──────── TASK MATERIAL
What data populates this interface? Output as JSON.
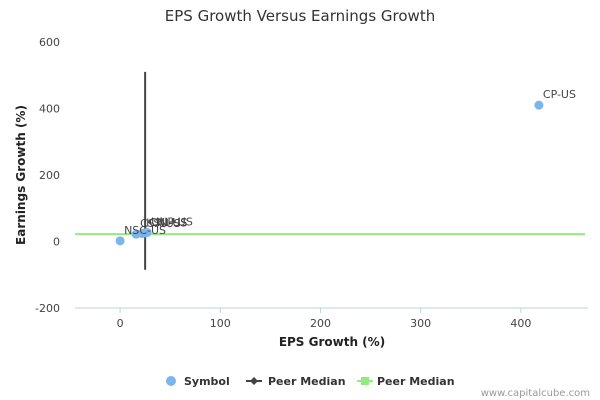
{
  "chart_data": {
    "type": "scatter",
    "title": "EPS Growth Versus Earnings Growth",
    "xlabel": "EPS Growth (%)",
    "ylabel": "Earnings Growth (%)",
    "xlim": [
      -45,
      467
    ],
    "ylim": [
      -200,
      600
    ],
    "xticks": [
      0,
      100,
      200,
      300,
      400
    ],
    "yticks": [
      -200,
      0,
      200,
      400,
      600
    ],
    "grid": false,
    "series": [
      {
        "name": "Symbol",
        "color": "#7cb5ec",
        "points": [
          {
            "label": "CP-US",
            "x": 418,
            "y": 410
          },
          {
            "label": "NSC-US",
            "x": 0,
            "y": 2
          },
          {
            "label": "CSX-US",
            "x": 16,
            "y": 22
          },
          {
            "label": "KSU-US",
            "x": 22,
            "y": 24
          },
          {
            "label": "CNI-US",
            "x": 25,
            "y": 26
          },
          {
            "label": "UNP-US",
            "x": 27,
            "y": 27
          }
        ]
      }
    ],
    "peer_median_x": {
      "name": "Peer Median",
      "value": 25,
      "color": "#434348",
      "y_range": [
        -85,
        510
      ]
    },
    "peer_median_y": {
      "name": "Peer Median",
      "value": 22,
      "color": "#90ed7d"
    },
    "legend": {
      "position": "bottom",
      "items": [
        "Symbol",
        "Peer Median",
        "Peer Median"
      ]
    }
  },
  "credit": "www.capitalcube.com"
}
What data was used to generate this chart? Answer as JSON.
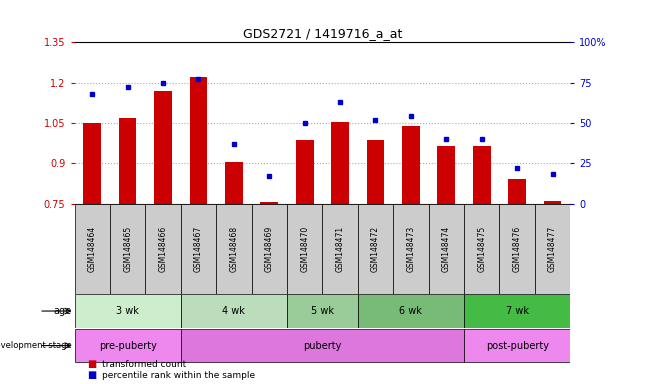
{
  "title": "GDS2721 / 1419716_a_at",
  "samples": [
    "GSM148464",
    "GSM148465",
    "GSM148466",
    "GSM148467",
    "GSM148468",
    "GSM148469",
    "GSM148470",
    "GSM148471",
    "GSM148472",
    "GSM148473",
    "GSM148474",
    "GSM148475",
    "GSM148476",
    "GSM148477"
  ],
  "transformed_count": [
    1.05,
    1.07,
    1.17,
    1.22,
    0.905,
    0.755,
    0.985,
    1.055,
    0.985,
    1.04,
    0.965,
    0.965,
    0.84,
    0.76
  ],
  "percentile_rank": [
    0.68,
    0.72,
    0.75,
    0.77,
    0.37,
    0.17,
    0.5,
    0.63,
    0.52,
    0.54,
    0.4,
    0.4,
    0.22,
    0.18
  ],
  "ylim": [
    0.75,
    1.35
  ],
  "yticks_left": [
    0.75,
    0.9,
    1.05,
    1.2,
    1.35
  ],
  "yticks_right": [
    0,
    25,
    50,
    75,
    100
  ],
  "bar_color": "#cc0000",
  "dot_color": "#0000cc",
  "age_groups": [
    {
      "label": "3 wk",
      "start": 0,
      "end": 3,
      "color": "#cceecc"
    },
    {
      "label": "4 wk",
      "start": 3,
      "end": 6,
      "color": "#bbddbb"
    },
    {
      "label": "5 wk",
      "start": 6,
      "end": 8,
      "color": "#99cc99"
    },
    {
      "label": "6 wk",
      "start": 8,
      "end": 11,
      "color": "#77bb77"
    },
    {
      "label": "7 wk",
      "start": 11,
      "end": 14,
      "color": "#44bb44"
    }
  ],
  "dev_groups": [
    {
      "label": "pre-puberty",
      "start": 0,
      "end": 3,
      "color": "#ee88ee"
    },
    {
      "label": "puberty",
      "start": 3,
      "end": 11,
      "color": "#dd77dd"
    },
    {
      "label": "post-puberty",
      "start": 11,
      "end": 14,
      "color": "#ee88ee"
    }
  ],
  "legend_bar_label": "transformed count",
  "legend_dot_label": "percentile rank within the sample",
  "grid_color": "#aaaaaa",
  "bg_color": "#ffffff",
  "label_row_bg": "#cccccc"
}
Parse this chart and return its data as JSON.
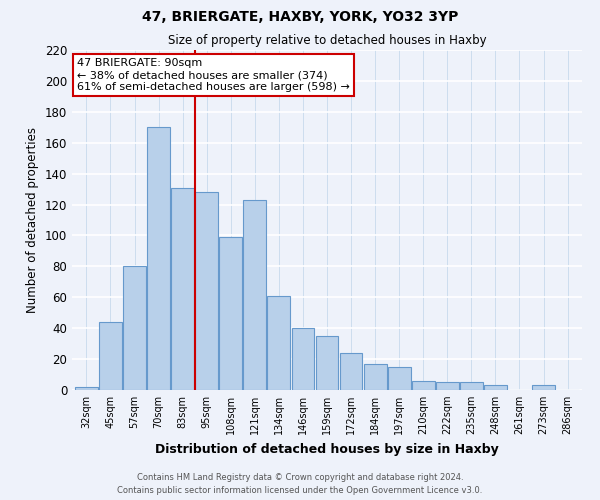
{
  "title": "47, BRIERGATE, HAXBY, YORK, YO32 3YP",
  "subtitle": "Size of property relative to detached houses in Haxby",
  "xlabel": "Distribution of detached houses by size in Haxby",
  "ylabel": "Number of detached properties",
  "bar_labels": [
    "32sqm",
    "45sqm",
    "57sqm",
    "70sqm",
    "83sqm",
    "95sqm",
    "108sqm",
    "121sqm",
    "134sqm",
    "146sqm",
    "159sqm",
    "172sqm",
    "184sqm",
    "197sqm",
    "210sqm",
    "222sqm",
    "235sqm",
    "248sqm",
    "261sqm",
    "273sqm",
    "286sqm"
  ],
  "bar_values": [
    2,
    44,
    80,
    170,
    131,
    128,
    99,
    123,
    61,
    40,
    35,
    24,
    17,
    15,
    6,
    5,
    5,
    3,
    0,
    3,
    0
  ],
  "bar_color": "#b8d0ea",
  "bar_edge_color": "#6699cc",
  "vline_x": 4.5,
  "vline_color": "#cc0000",
  "annotation_title": "47 BRIERGATE: 90sqm",
  "annotation_line1": "← 38% of detached houses are smaller (374)",
  "annotation_line2": "61% of semi-detached houses are larger (598) →",
  "annotation_box_color": "#ffffff",
  "annotation_box_edge": "#cc0000",
  "ylim": [
    0,
    220
  ],
  "yticks": [
    0,
    20,
    40,
    60,
    80,
    100,
    120,
    140,
    160,
    180,
    200,
    220
  ],
  "footer_line1": "Contains HM Land Registry data © Crown copyright and database right 2024.",
  "footer_line2": "Contains public sector information licensed under the Open Government Licence v3.0.",
  "bg_color": "#eef2fa"
}
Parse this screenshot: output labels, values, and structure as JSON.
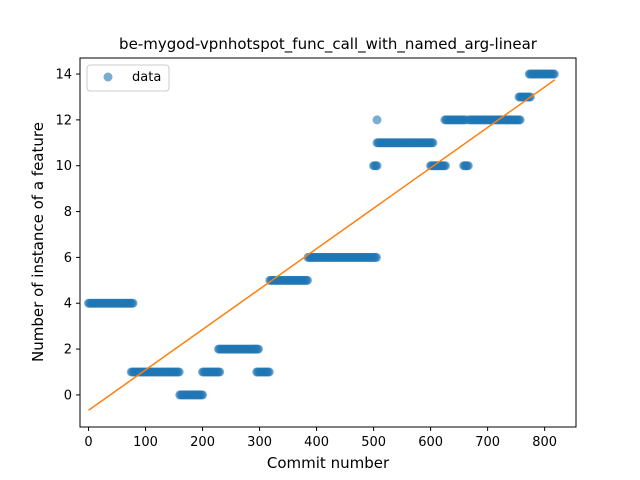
{
  "chart_data": {
    "type": "scatter",
    "title": "be-mygod-vpnhotspot_func_call_with_named_arg-linear",
    "xlabel": "Commit number",
    "ylabel": "Number of instance of a feature",
    "xlim": [
      -15,
      855
    ],
    "ylim": [
      -1.4,
      14.7
    ],
    "xticks": [
      0,
      100,
      200,
      300,
      400,
      500,
      600,
      700,
      800
    ],
    "yticks": [
      0,
      2,
      4,
      6,
      8,
      10,
      12,
      14
    ],
    "grid": false,
    "legend": {
      "position": "top-left",
      "entries": [
        "data"
      ]
    },
    "colors": {
      "data": "#1f77b4",
      "fit": "#ff7f0e"
    },
    "series": [
      {
        "name": "data",
        "kind": "scatter",
        "segments": [
          {
            "x_from": 0,
            "x_to": 78,
            "y": 4
          },
          {
            "x_from": 75,
            "x_to": 160,
            "y": 1
          },
          {
            "x_from": 160,
            "x_to": 200,
            "y": 0
          },
          {
            "x_from": 200,
            "x_to": 230,
            "y": 1
          },
          {
            "x_from": 228,
            "x_to": 298,
            "y": 2
          },
          {
            "x_from": 295,
            "x_to": 318,
            "y": 1
          },
          {
            "x_from": 318,
            "x_to": 385,
            "y": 5
          },
          {
            "x_from": 385,
            "x_to": 505,
            "y": 6
          },
          {
            "x_from": 500,
            "x_to": 506,
            "y": 10
          },
          {
            "x_from": 506,
            "x_to": 605,
            "y": 11
          },
          {
            "x_from": 600,
            "x_to": 627,
            "y": 10
          },
          {
            "x_from": 625,
            "x_to": 662,
            "y": 12
          },
          {
            "x_from": 658,
            "x_to": 667,
            "y": 10
          },
          {
            "x_from": 667,
            "x_to": 758,
            "y": 12
          },
          {
            "x_from": 755,
            "x_to": 775,
            "y": 13
          },
          {
            "x_from": 773,
            "x_to": 818,
            "y": 14
          }
        ],
        "outliers": [
          {
            "x": 506,
            "y": 12
          }
        ]
      },
      {
        "kind": "line",
        "x": [
          0,
          818
        ],
        "y": [
          -0.67,
          13.75
        ]
      }
    ]
  }
}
────────────────
§ SHORT PROBLEM: Write out each line again precisely as it appears, skipping every picture.

§ ANSWER TO THIS EXERCISE:
What data populates this interface? Output as JSON.
{
  "chart_data": {
    "type": "scatter",
    "title": "EPS Growth Versus Earnings Growth",
    "xlabel": "EPS Growth (%)",
    "ylabel": "Earnings Growth (%)",
    "xlim": [
      -45,
      467
    ],
    "ylim": [
      -200,
      600
    ],
    "xticks": [
      0,
      100,
      200,
      300,
      400
    ],
    "yticks": [
      -200,
      0,
      200,
      400,
      600
    ],
    "grid": false,
    "series": [
      {
        "name": "Symbol",
        "color": "#7cb5ec",
        "points": [
          {
            "label": "CP-US",
            "x": 418,
            "y": 410
          },
          {
            "label": "NSC-US",
            "x": 0,
            "y": 2
          },
          {
            "label": "CSX-US",
            "x": 16,
            "y": 22
          },
          {
            "label": "KSU-US",
            "x": 22,
            "y": 24
          },
          {
            "label": "CNI-US",
            "x": 25,
            "y": 26
          },
          {
            "label": "UNP-US",
            "x": 27,
            "y": 27
          }
        ]
      }
    ],
    "peer_median_x": {
      "name": "Peer Median",
      "value": 25,
      "color": "#434348",
      "y_range": [
        -85,
        510
      ]
    },
    "peer_median_y": {
      "name": "Peer Median",
      "value": 22,
      "color": "#90ed7d"
    },
    "legend": {
      "position": "bottom",
      "items": [
        "Symbol",
        "Peer Median",
        "Peer Median"
      ]
    }
  },
  "credit": "www.capitalcube.com"
}
What data was used to generate this chart? Answer as JSON.
{
  "title": "GDS2721 / 1419716_a_at",
  "samples": [
    "GSM148464",
    "GSM148465",
    "GSM148466",
    "GSM148467",
    "GSM148468",
    "GSM148469",
    "GSM148470",
    "GSM148471",
    "GSM148472",
    "GSM148473",
    "GSM148474",
    "GSM148475",
    "GSM148476",
    "GSM148477"
  ],
  "transformed_count": [
    1.05,
    1.07,
    1.17,
    1.22,
    0.905,
    0.755,
    0.985,
    1.055,
    0.985,
    1.04,
    0.965,
    0.965,
    0.84,
    0.76
  ],
  "percentile_rank": [
    0.68,
    0.72,
    0.75,
    0.77,
    0.37,
    0.17,
    0.5,
    0.63,
    0.52,
    0.54,
    0.4,
    0.4,
    0.22,
    0.18
  ],
  "ylim": [
    0.75,
    1.35
  ],
  "yticks_left": [
    0.75,
    0.9,
    1.05,
    1.2,
    1.35
  ],
  "yticks_right": [
    0,
    25,
    50,
    75,
    100
  ],
  "bar_color": "#cc0000",
  "dot_color": "#0000cc",
  "age_groups": [
    {
      "label": "3 wk",
      "start": 0,
      "end": 3,
      "color": "#cceecc"
    },
    {
      "label": "4 wk",
      "start": 3,
      "end": 6,
      "color": "#bbddbb"
    },
    {
      "label": "5 wk",
      "start": 6,
      "end": 8,
      "color": "#99cc99"
    },
    {
      "label": "6 wk",
      "start": 8,
      "end": 11,
      "color": "#77bb77"
    },
    {
      "label": "7 wk",
      "start": 11,
      "end": 14,
      "color": "#44bb44"
    }
  ],
  "dev_groups": [
    {
      "label": "pre-puberty",
      "start": 0,
      "end": 3,
      "color": "#ee88ee"
    },
    {
      "label": "puberty",
      "start": 3,
      "end": 11,
      "color": "#dd77dd"
    },
    {
      "label": "post-puberty",
      "start": 11,
      "end": 14,
      "color": "#ee88ee"
    }
  ],
  "legend_bar_label": "transformed count",
  "legend_dot_label": "percentile rank within the sample",
  "grid_color": "#aaaaaa",
  "bg_color": "#ffffff",
  "label_row_bg": "#cccccc"
}
Parse this chart and return its data as JSON.
{
  "title": "47, BRIERGATE, HAXBY, YORK, YO32 3YP",
  "subtitle": "Size of property relative to detached houses in Haxby",
  "xlabel": "Distribution of detached houses by size in Haxby",
  "ylabel": "Number of detached properties",
  "bar_labels": [
    "32sqm",
    "45sqm",
    "57sqm",
    "70sqm",
    "83sqm",
    "95sqm",
    "108sqm",
    "121sqm",
    "134sqm",
    "146sqm",
    "159sqm",
    "172sqm",
    "184sqm",
    "197sqm",
    "210sqm",
    "222sqm",
    "235sqm",
    "248sqm",
    "261sqm",
    "273sqm",
    "286sqm"
  ],
  "bar_values": [
    2,
    44,
    80,
    170,
    131,
    128,
    99,
    123,
    61,
    40,
    35,
    24,
    17,
    15,
    6,
    5,
    5,
    3,
    0,
    3,
    0
  ],
  "bar_color": "#b8d0ea",
  "bar_edge_color": "#6699cc",
  "vline_x": 4.5,
  "vline_color": "#cc0000",
  "annotation_title": "47 BRIERGATE: 90sqm",
  "annotation_line1": "← 38% of detached houses are smaller (374)",
  "annotation_line2": "61% of semi-detached houses are larger (598) →",
  "annotation_box_color": "#ffffff",
  "annotation_box_edge": "#cc0000",
  "ylim": [
    0,
    220
  ],
  "yticks": [
    0,
    20,
    40,
    60,
    80,
    100,
    120,
    140,
    160,
    180,
    200,
    220
  ],
  "footer_line1": "Contains HM Land Registry data © Crown copyright and database right 2024.",
  "footer_line2": "Contains public sector information licensed under the Open Government Licence v3.0.",
  "bg_color": "#eef2fa"
}
Parse this screenshot: output labels, values, and structure as JSON.
{
  "chart_data": {
    "type": "scatter",
    "title": "be-mygod-vpnhotspot_func_call_with_named_arg-linear",
    "xlabel": "Commit number",
    "ylabel": "Number of instance of a feature",
    "xlim": [
      -15,
      855
    ],
    "ylim": [
      -1.4,
      14.7
    ],
    "xticks": [
      0,
      100,
      200,
      300,
      400,
      500,
      600,
      700,
      800
    ],
    "yticks": [
      0,
      2,
      4,
      6,
      8,
      10,
      12,
      14
    ],
    "grid": false,
    "legend": {
      "position": "top-left",
      "entries": [
        "data"
      ]
    },
    "colors": {
      "data": "#1f77b4",
      "fit": "#ff7f0e"
    },
    "series": [
      {
        "name": "data",
        "kind": "scatter",
        "segments": [
          {
            "x_from": 0,
            "x_to": 78,
            "y": 4
          },
          {
            "x_from": 75,
            "x_to": 160,
            "y": 1
          },
          {
            "x_from": 160,
            "x_to": 200,
            "y": 0
          },
          {
            "x_from": 200,
            "x_to": 230,
            "y": 1
          },
          {
            "x_from": 228,
            "x_to": 298,
            "y": 2
          },
          {
            "x_from": 295,
            "x_to": 318,
            "y": 1
          },
          {
            "x_from": 318,
            "x_to": 385,
            "y": 5
          },
          {
            "x_from": 385,
            "x_to": 505,
            "y": 6
          },
          {
            "x_from": 500,
            "x_to": 506,
            "y": 10
          },
          {
            "x_from": 506,
            "x_to": 605,
            "y": 11
          },
          {
            "x_from": 600,
            "x_to": 627,
            "y": 10
          },
          {
            "x_from": 625,
            "x_to": 662,
            "y": 12
          },
          {
            "x_from": 658,
            "x_to": 667,
            "y": 10
          },
          {
            "x_from": 667,
            "x_to": 758,
            "y": 12
          },
          {
            "x_from": 755,
            "x_to": 775,
            "y": 13
          },
          {
            "x_from": 773,
            "x_to": 818,
            "y": 14
          }
        ],
        "outliers": [
          {
            "x": 506,
            "y": 12
          }
        ]
      },
      {
        "kind": "line",
        "x": [
          0,
          818
        ],
        "y": [
          -0.67,
          13.75
        ]
      }
    ]
  }
}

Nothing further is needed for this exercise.